- DATA SHOWN -

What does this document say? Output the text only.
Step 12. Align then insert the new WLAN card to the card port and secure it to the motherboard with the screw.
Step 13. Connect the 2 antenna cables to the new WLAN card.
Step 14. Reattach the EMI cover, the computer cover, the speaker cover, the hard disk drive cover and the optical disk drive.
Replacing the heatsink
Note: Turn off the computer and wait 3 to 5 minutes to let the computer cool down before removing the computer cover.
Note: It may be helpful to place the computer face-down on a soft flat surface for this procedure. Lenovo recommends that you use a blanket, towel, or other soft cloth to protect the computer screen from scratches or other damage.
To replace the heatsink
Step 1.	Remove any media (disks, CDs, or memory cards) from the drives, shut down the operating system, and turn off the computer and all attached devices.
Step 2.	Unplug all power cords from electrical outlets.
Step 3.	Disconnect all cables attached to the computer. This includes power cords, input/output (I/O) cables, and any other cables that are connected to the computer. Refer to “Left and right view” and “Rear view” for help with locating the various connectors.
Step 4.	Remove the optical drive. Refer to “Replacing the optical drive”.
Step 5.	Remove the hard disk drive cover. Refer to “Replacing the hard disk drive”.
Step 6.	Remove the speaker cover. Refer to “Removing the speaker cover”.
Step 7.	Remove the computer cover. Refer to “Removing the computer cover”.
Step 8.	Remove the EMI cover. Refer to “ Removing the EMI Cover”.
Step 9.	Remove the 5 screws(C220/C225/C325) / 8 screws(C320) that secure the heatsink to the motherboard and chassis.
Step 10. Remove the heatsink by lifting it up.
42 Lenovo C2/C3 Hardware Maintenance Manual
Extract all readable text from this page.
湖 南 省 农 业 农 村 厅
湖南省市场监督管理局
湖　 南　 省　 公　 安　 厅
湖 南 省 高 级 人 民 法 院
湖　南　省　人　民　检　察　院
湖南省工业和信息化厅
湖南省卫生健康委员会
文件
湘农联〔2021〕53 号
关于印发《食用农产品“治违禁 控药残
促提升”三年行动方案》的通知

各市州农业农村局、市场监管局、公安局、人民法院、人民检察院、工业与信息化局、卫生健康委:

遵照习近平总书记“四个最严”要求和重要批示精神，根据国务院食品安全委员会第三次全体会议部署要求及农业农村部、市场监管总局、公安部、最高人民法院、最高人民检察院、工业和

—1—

- SHORT TASK -
Repeat, exactly and only, the lines above from the one containing "Extract all readable text from this page." through the end of the material.

- WRITTEN ANSWER -
Extract all readable text from this page.
湖 南 省 农 业 农 村 厅
湖南省市场监督管理局
湖　 南　 省　 公　 安　 厅
湖 南 省 高 级 人 民 法 院
湖　南　省　人　民　检　察　院
湖南省工业和信息化厅
湖南省卫生健康委员会
文件
湘农联〔2021〕53 号
关于印发《食用农产品“治违禁 控药残
促提升”三年行动方案》的通知

各市州农业农村局、市场监管局、公安局、人民法院、人民检察院、工业与信息化局、卫生健康委:

遵照习近平总书记“四个最严”要求和重要批示精神，根据国务院食品安全委员会第三次全体会议部署要求及农业农村部、市场监管总局、公安部、最高人民法院、最高人民检察院、工业和

—1—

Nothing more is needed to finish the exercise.